Exercise directions.
Identify each line containing the word "fedapay" and copy it.

Records supplied.
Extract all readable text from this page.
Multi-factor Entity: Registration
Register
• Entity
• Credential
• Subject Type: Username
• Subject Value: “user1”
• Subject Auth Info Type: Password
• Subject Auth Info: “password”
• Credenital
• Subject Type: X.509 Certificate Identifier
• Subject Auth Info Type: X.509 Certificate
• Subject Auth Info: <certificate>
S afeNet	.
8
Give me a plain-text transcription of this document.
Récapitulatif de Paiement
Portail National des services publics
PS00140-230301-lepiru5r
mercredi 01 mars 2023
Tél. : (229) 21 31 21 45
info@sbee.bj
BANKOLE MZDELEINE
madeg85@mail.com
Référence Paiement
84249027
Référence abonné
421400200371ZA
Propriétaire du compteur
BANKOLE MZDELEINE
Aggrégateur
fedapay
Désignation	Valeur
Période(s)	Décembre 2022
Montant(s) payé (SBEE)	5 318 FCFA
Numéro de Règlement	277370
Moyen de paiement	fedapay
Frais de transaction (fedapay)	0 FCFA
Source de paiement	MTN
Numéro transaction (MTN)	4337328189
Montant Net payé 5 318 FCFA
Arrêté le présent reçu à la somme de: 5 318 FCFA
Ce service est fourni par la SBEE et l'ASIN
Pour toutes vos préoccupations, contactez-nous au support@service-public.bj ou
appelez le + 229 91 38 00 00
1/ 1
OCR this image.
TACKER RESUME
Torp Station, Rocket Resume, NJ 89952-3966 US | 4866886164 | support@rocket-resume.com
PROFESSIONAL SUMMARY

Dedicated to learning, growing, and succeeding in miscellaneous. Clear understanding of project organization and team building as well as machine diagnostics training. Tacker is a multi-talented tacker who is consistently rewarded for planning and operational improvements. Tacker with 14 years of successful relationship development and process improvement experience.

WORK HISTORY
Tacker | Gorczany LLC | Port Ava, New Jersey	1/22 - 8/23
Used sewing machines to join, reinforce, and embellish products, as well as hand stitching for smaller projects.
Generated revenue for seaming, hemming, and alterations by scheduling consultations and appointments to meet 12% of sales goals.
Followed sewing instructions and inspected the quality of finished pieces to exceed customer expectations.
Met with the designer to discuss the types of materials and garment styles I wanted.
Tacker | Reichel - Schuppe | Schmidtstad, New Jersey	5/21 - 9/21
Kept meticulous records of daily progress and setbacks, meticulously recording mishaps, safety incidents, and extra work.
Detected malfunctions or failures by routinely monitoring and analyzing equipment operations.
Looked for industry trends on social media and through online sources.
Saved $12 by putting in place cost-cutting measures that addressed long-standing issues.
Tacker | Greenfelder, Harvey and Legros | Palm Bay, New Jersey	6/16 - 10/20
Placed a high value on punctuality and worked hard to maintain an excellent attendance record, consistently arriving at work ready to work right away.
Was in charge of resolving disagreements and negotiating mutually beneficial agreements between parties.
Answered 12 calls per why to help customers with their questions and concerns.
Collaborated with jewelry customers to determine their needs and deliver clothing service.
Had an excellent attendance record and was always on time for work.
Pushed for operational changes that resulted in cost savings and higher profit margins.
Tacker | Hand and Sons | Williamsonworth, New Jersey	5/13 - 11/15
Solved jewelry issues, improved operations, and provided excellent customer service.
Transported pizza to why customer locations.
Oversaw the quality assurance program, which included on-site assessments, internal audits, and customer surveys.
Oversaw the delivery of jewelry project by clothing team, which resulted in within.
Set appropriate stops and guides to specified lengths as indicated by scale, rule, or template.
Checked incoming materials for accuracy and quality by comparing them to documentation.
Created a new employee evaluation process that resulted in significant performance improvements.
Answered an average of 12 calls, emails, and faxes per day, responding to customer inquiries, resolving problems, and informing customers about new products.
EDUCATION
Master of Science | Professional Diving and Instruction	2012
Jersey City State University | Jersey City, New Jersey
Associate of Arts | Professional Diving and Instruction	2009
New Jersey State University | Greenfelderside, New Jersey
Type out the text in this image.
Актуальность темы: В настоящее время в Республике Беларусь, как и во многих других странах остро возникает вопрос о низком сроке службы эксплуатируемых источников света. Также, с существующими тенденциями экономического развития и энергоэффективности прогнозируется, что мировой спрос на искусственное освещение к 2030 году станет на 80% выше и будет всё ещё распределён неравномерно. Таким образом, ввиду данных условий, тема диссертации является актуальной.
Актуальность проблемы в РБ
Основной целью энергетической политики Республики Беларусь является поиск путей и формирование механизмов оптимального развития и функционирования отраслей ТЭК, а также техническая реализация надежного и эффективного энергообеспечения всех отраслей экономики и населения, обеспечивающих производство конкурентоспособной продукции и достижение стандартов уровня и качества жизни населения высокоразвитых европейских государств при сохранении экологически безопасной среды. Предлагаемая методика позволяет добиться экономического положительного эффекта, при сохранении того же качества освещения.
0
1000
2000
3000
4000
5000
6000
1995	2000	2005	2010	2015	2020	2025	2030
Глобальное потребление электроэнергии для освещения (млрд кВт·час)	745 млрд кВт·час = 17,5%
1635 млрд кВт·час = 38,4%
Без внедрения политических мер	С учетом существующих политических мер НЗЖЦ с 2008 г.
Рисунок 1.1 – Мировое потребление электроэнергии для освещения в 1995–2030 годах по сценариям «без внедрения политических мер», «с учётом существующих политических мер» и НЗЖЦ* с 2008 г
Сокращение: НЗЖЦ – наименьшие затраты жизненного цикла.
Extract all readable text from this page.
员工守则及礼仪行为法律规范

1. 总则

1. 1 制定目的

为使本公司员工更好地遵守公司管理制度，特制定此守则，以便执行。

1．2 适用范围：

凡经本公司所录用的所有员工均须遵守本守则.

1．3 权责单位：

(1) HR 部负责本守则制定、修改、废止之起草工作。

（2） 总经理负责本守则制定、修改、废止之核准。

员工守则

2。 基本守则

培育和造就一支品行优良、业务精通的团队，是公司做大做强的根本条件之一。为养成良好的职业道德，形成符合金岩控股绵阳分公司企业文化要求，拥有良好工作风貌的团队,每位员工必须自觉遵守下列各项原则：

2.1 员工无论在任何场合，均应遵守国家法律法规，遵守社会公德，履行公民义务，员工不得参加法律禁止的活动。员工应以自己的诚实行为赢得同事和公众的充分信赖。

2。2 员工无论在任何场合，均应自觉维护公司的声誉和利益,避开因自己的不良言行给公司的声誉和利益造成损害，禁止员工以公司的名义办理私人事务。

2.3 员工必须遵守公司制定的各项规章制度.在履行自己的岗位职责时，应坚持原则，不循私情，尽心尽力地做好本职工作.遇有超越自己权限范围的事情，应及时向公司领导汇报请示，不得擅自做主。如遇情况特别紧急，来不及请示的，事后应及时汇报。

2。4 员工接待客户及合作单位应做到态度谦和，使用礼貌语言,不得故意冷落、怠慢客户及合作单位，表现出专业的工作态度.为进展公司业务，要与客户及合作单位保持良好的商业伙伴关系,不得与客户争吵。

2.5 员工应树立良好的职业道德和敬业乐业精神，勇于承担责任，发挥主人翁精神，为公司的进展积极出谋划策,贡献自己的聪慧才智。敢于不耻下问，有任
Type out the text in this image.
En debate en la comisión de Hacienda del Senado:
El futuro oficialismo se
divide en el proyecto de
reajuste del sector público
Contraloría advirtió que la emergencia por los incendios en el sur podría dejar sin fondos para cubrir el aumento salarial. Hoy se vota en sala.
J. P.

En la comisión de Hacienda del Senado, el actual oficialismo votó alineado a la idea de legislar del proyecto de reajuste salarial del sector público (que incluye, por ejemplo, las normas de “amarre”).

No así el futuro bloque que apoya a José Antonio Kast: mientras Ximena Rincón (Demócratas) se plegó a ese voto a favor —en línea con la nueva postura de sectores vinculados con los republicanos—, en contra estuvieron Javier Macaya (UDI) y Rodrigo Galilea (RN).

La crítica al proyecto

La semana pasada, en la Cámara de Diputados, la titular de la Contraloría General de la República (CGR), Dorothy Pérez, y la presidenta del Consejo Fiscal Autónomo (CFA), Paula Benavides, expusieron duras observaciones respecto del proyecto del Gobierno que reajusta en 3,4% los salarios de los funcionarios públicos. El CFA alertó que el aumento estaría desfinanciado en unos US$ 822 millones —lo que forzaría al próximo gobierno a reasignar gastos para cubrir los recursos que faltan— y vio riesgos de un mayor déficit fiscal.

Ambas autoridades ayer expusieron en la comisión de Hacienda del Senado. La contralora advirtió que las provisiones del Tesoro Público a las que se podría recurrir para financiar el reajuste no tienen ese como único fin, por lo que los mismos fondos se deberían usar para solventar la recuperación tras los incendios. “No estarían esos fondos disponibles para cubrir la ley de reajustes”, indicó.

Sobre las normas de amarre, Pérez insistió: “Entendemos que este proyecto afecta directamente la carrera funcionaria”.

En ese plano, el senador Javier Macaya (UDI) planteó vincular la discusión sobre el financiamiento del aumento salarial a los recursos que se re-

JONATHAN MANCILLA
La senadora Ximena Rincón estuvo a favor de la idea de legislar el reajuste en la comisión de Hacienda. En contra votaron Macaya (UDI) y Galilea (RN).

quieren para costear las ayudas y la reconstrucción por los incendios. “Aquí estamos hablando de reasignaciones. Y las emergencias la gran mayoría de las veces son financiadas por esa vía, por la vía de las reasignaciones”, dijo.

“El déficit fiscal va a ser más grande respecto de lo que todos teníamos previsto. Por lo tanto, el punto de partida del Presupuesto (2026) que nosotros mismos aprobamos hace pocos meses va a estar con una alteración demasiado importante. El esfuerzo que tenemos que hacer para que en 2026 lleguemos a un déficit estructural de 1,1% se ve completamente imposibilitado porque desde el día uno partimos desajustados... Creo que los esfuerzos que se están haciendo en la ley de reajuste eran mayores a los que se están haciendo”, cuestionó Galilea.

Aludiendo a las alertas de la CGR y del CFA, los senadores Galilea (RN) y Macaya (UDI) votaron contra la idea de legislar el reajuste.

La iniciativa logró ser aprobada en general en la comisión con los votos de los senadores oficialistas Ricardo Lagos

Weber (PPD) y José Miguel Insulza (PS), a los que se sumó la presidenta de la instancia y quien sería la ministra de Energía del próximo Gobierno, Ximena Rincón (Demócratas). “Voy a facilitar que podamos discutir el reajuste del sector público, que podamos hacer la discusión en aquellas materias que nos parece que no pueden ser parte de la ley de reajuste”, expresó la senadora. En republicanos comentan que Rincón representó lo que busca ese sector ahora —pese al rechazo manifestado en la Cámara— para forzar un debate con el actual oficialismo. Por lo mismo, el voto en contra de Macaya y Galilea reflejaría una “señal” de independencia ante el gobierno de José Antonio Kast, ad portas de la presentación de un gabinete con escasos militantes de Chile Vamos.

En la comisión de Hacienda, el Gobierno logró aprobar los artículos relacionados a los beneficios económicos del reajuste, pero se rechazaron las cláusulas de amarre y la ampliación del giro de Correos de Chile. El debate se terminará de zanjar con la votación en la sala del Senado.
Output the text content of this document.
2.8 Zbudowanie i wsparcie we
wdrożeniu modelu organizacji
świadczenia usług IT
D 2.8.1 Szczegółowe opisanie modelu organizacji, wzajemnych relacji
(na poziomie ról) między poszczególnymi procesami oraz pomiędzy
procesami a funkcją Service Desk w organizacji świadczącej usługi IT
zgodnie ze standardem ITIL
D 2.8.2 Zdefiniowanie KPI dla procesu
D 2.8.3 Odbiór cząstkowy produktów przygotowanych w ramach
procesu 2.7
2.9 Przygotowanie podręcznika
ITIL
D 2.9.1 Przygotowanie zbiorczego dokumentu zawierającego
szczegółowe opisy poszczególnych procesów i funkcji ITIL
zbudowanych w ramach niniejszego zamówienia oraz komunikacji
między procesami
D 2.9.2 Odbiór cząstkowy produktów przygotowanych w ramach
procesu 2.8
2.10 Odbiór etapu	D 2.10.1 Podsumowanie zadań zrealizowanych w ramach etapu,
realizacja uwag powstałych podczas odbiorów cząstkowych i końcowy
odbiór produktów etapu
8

Answer to the exercise.
fedapay
Moyen de paiement	fedapay
Frais de transaction (fedapay)	0 FCFA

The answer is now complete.